◆ Data entries

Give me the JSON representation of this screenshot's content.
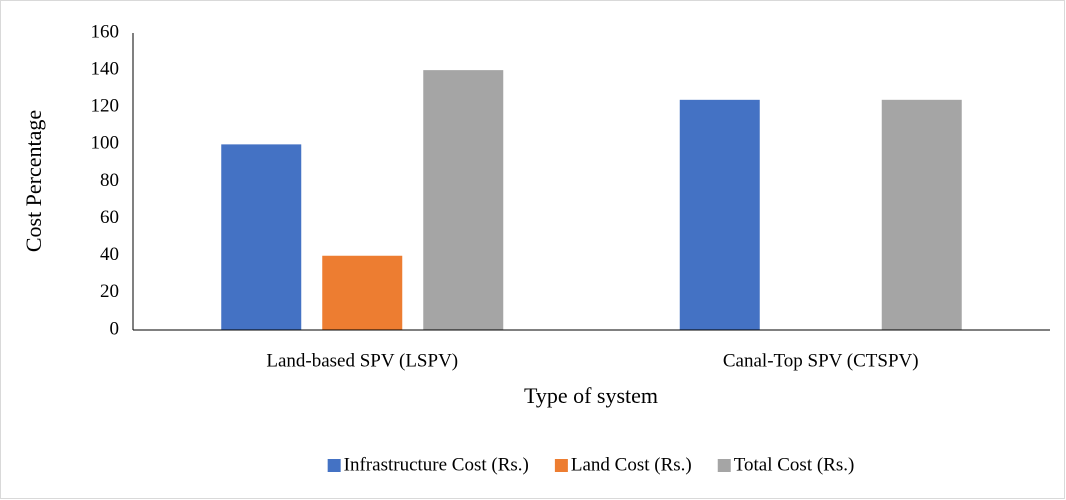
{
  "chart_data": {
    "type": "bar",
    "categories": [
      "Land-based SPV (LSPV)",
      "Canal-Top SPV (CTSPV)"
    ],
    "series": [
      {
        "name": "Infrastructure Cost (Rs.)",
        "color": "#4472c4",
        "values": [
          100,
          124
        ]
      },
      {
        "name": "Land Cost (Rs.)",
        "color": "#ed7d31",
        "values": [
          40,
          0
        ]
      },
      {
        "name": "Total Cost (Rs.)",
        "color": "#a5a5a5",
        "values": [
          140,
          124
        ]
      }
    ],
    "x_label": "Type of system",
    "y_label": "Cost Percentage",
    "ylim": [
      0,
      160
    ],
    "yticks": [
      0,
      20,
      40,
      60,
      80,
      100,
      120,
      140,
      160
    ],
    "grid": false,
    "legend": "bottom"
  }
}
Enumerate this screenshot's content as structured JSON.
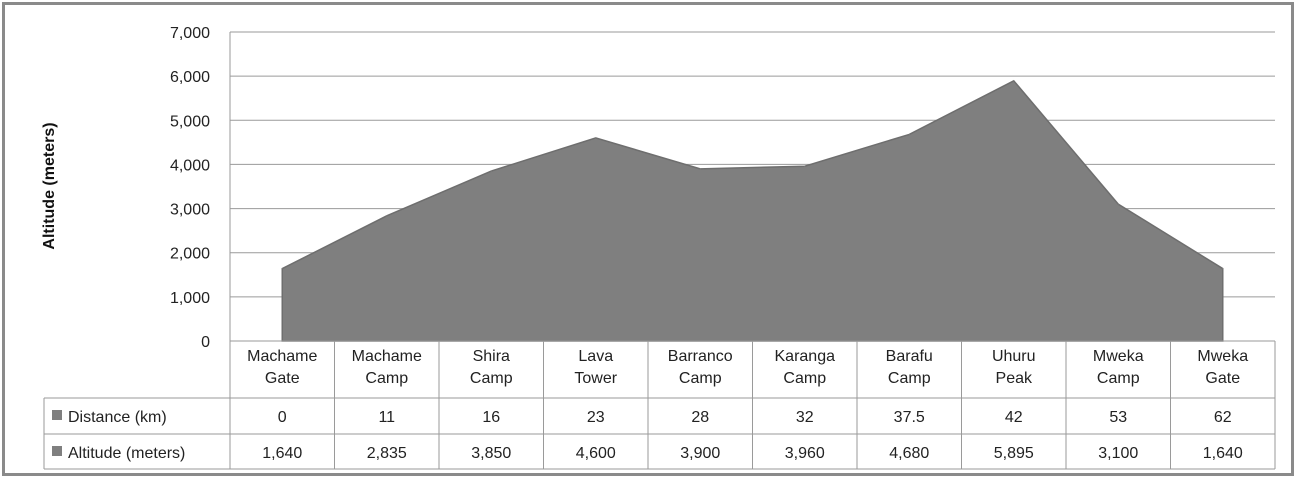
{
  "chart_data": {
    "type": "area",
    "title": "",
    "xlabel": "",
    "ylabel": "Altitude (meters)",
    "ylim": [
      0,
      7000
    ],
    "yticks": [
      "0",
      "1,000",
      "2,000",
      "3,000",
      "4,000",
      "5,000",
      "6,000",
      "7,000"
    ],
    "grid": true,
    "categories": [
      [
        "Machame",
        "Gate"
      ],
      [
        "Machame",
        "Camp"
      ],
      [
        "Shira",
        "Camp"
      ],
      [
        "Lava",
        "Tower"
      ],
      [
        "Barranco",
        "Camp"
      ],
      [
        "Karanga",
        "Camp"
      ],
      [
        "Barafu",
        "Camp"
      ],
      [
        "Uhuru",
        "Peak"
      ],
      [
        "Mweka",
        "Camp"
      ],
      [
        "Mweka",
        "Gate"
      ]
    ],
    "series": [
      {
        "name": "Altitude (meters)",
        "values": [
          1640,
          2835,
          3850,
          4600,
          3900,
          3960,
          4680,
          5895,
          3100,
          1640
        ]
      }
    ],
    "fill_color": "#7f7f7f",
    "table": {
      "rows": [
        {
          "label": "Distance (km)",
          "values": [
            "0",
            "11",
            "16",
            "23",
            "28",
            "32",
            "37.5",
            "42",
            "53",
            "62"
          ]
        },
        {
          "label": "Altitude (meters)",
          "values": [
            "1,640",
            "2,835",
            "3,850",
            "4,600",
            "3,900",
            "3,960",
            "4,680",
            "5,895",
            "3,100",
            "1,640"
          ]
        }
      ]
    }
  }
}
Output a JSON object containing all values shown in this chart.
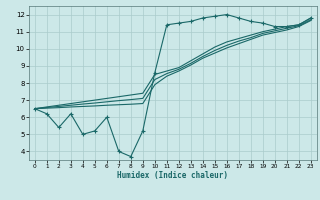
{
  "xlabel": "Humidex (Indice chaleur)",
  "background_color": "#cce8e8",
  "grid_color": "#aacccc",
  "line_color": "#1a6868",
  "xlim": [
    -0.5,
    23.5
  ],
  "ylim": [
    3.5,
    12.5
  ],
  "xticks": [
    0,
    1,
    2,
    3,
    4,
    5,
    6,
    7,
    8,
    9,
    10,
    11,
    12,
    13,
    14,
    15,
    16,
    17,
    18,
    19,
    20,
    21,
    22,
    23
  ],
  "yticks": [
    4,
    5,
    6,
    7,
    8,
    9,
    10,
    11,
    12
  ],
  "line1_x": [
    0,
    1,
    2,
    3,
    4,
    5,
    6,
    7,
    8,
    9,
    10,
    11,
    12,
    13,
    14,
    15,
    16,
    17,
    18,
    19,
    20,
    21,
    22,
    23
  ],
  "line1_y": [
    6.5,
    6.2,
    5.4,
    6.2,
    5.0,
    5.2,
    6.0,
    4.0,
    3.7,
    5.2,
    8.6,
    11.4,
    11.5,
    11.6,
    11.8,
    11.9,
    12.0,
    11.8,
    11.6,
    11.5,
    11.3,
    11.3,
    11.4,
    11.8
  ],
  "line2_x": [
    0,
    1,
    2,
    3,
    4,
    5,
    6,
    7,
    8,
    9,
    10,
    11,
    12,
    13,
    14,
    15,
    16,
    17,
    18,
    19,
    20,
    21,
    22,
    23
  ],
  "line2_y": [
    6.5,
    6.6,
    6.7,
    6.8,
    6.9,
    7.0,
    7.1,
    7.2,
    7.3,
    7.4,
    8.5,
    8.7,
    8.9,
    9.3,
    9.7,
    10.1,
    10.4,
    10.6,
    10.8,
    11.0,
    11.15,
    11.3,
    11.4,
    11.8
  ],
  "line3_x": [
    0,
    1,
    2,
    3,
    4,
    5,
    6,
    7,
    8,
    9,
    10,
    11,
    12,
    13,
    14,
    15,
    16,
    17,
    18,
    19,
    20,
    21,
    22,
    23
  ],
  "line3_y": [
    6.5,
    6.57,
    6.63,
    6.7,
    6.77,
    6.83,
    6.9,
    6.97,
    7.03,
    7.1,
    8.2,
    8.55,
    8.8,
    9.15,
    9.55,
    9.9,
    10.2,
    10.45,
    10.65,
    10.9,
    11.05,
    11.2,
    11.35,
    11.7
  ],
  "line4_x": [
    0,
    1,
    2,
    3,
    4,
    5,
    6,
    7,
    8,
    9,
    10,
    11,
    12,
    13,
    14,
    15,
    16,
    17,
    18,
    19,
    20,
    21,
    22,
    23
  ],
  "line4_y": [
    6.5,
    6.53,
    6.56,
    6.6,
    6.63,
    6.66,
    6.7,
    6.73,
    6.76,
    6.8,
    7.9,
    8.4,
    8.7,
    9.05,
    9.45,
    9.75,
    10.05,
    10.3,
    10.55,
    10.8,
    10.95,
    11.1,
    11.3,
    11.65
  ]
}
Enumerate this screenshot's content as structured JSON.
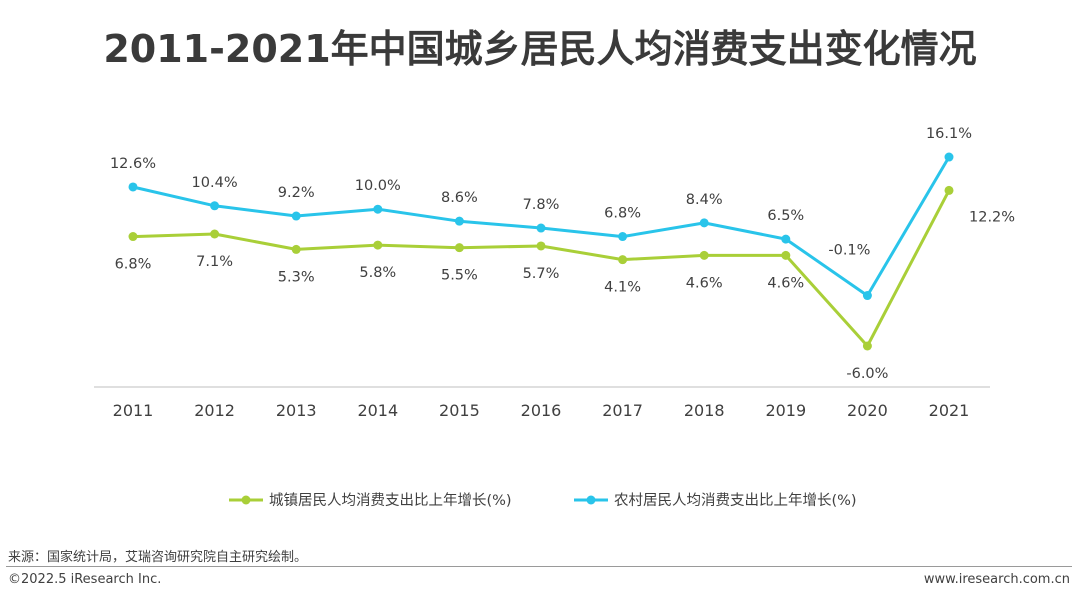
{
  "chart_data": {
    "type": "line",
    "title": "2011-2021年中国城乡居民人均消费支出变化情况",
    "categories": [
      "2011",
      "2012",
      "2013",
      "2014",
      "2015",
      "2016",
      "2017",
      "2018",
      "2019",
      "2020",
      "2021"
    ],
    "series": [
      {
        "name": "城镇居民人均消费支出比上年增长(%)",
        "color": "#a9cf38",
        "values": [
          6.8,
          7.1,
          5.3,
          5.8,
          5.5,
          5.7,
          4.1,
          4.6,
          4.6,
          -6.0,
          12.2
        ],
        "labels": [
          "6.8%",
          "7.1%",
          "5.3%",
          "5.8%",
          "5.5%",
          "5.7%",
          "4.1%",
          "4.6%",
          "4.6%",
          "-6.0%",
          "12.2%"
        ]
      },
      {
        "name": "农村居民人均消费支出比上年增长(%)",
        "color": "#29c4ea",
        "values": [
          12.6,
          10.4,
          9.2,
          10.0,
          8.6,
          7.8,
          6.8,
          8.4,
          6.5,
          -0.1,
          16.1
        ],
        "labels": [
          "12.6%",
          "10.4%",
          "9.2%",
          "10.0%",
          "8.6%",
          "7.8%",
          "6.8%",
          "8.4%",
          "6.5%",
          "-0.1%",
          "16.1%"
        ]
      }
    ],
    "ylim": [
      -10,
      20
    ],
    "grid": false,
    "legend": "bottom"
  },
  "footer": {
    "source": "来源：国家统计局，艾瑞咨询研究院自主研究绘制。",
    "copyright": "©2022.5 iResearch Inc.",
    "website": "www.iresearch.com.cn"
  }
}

---

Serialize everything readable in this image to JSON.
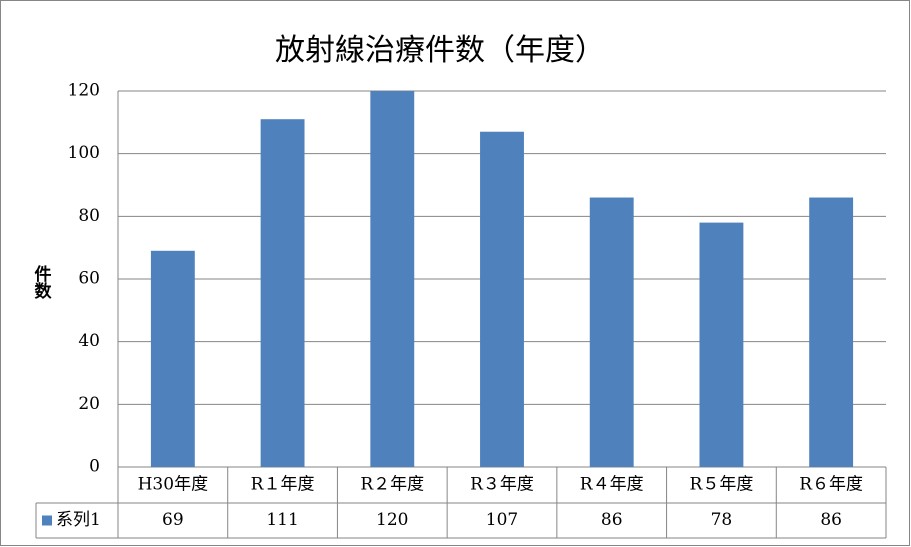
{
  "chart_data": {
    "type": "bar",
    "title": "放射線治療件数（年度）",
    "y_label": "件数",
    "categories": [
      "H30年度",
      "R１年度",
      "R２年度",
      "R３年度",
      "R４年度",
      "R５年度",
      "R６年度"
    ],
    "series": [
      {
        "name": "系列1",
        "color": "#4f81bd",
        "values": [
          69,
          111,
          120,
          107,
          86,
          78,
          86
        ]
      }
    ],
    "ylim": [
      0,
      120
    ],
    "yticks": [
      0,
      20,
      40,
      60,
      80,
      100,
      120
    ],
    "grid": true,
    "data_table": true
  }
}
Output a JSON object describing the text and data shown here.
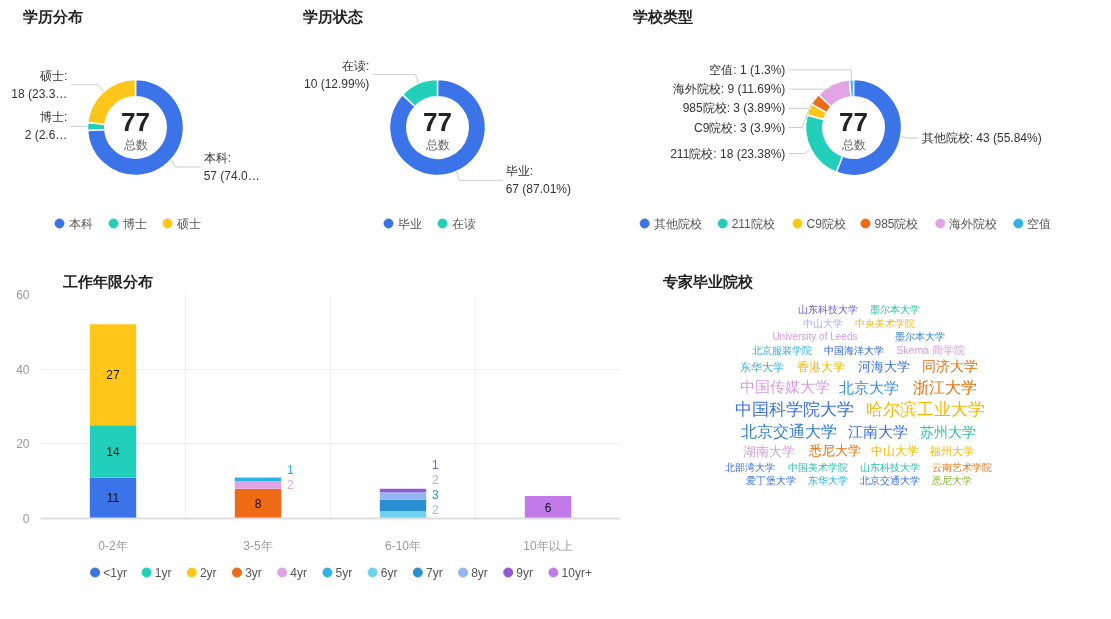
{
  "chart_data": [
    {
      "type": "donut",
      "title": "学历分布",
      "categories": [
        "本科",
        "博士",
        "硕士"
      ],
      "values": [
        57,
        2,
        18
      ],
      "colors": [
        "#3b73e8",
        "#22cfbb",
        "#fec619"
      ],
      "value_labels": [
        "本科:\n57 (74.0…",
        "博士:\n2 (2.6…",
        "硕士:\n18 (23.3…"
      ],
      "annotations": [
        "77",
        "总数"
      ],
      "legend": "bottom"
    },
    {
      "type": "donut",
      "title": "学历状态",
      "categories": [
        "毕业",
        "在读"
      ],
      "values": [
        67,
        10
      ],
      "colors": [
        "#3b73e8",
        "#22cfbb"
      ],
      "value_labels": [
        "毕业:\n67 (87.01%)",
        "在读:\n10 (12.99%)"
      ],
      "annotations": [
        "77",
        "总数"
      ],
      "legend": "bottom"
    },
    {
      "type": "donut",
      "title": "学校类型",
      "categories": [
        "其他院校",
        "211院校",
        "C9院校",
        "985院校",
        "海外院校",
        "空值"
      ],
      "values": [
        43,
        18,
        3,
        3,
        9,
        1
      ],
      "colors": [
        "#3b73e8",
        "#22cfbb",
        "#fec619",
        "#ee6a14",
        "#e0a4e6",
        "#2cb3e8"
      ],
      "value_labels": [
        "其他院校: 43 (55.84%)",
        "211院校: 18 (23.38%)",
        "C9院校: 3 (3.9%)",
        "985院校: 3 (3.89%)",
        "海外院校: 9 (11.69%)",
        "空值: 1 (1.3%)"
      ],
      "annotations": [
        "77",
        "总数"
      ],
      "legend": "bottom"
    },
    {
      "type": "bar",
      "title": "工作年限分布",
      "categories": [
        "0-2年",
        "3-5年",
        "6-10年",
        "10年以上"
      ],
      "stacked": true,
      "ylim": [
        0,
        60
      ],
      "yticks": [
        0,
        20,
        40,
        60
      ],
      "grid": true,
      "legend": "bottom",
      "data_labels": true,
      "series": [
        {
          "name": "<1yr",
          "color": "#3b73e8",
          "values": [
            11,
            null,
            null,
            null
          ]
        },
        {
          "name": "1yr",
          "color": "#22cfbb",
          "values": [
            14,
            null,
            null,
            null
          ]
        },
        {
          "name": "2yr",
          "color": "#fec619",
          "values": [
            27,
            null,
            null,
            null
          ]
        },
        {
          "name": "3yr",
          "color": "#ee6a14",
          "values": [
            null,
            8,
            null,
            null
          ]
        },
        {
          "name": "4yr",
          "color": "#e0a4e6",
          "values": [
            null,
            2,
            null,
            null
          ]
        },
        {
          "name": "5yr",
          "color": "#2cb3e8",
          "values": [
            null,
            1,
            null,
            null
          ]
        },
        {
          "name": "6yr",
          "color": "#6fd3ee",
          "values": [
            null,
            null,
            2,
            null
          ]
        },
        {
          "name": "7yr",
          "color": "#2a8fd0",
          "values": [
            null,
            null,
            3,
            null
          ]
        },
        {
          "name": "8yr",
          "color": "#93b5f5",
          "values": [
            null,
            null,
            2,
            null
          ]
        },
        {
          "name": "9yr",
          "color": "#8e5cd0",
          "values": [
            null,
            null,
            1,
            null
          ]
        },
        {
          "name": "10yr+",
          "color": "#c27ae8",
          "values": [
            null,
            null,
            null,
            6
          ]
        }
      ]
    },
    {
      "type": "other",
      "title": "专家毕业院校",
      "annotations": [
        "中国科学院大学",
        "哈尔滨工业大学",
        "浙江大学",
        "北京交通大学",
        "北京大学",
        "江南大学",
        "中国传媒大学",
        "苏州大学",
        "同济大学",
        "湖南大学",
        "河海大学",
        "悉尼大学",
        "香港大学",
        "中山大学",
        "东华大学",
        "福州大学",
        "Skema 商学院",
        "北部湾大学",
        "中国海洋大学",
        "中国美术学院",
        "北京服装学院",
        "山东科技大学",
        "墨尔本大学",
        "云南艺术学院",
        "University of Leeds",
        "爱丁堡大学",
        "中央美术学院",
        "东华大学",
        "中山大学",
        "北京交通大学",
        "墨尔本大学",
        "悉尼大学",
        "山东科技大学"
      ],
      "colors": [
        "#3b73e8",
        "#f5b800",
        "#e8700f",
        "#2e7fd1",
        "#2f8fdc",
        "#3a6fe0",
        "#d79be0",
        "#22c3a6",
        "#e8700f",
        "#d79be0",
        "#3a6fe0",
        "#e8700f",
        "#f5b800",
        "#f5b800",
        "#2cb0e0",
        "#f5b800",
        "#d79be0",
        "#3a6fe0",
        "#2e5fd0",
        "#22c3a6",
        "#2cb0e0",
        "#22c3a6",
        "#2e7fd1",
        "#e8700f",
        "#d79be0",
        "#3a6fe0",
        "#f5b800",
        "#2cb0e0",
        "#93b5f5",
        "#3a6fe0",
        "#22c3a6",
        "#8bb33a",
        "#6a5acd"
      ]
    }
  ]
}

◆ Task description
Return each line that includes "shown".

◆ Expected output
Output a JSON object containing all values shown in this chart.
Output a JSON object describing the text and data shown here.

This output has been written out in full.